Visual layout records:
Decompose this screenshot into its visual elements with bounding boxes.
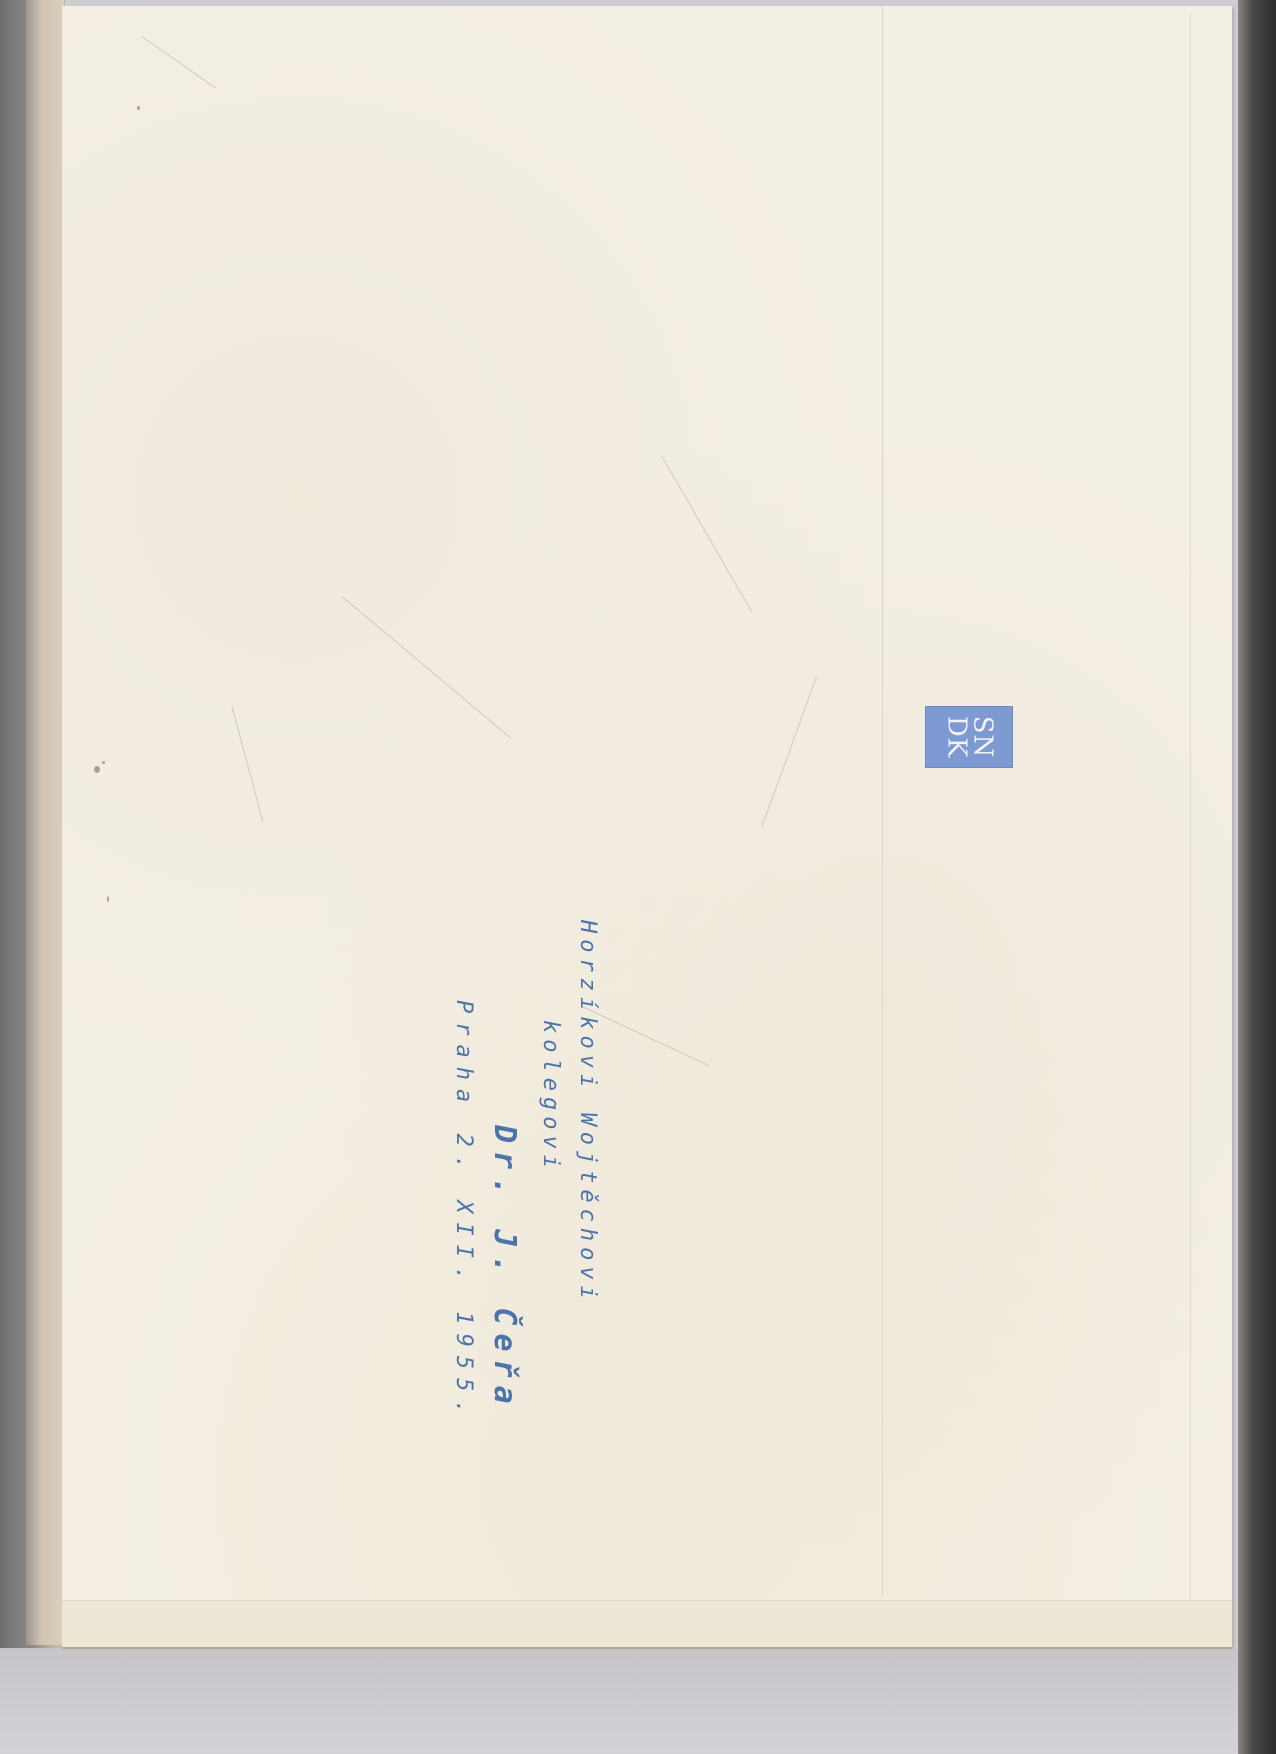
inner-sheet-bottom-edge bbox=[62, 1600, 1232, 1649]
publisher-logo-text: SN DK bbox=[943, 716, 995, 759]
dedication-place-date: Praha 2. XII. 1955. bbox=[451, 1000, 476, 1423]
foxing-stain bbox=[94, 766, 100, 773]
scanner-background bbox=[0, 1648, 1276, 1754]
publisher-logo: SN DK bbox=[925, 706, 1013, 768]
endpaper-page bbox=[62, 6, 1232, 1646]
foxing-stain bbox=[107, 896, 109, 902]
book-binding-strip bbox=[26, 0, 65, 1645]
dedication-signature: Dr. J. Čeřa bbox=[487, 1125, 522, 1412]
dedication-line-colleague: kolegovi bbox=[538, 1020, 563, 1174]
foxing-stain bbox=[102, 761, 105, 764]
dedication-line-recipient: Horzíkovi Wojtěchovi bbox=[575, 920, 600, 1305]
scanner-right-edge bbox=[1238, 0, 1276, 1754]
foxing-stain bbox=[137, 106, 140, 110]
paper-texture bbox=[62, 6, 1232, 1646]
page-fold-line bbox=[882, 6, 884, 1596]
inner-sheet-right-edge bbox=[1190, 14, 1233, 1600]
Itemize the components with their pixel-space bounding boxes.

- _Brief_
Revise the lines from the one containing "inner-sheet-bottom-edge bbox=[62, 1600, 1232, 1649]" through the one containing "dedication-signature: Dr. J." so that "endpaper-page" becomes "flyleaf-page", and leave everything else as it is.

- _Response below_
inner-sheet-bottom-edge bbox=[62, 1600, 1232, 1649]
publisher-logo-text: SN DK bbox=[943, 716, 995, 759]
dedication-place-date: Praha 2. XII. 1955. bbox=[451, 1000, 476, 1423]
foxing-stain bbox=[94, 766, 100, 773]
scanner-background bbox=[0, 1648, 1276, 1754]
publisher-logo: SN DK bbox=[925, 706, 1013, 768]
flyleaf-page bbox=[62, 6, 1232, 1646]
foxing-stain bbox=[107, 896, 109, 902]
book-binding-strip bbox=[26, 0, 65, 1645]
dedication-signature: Dr. J. Čeřa bbox=[487, 1125, 522, 1412]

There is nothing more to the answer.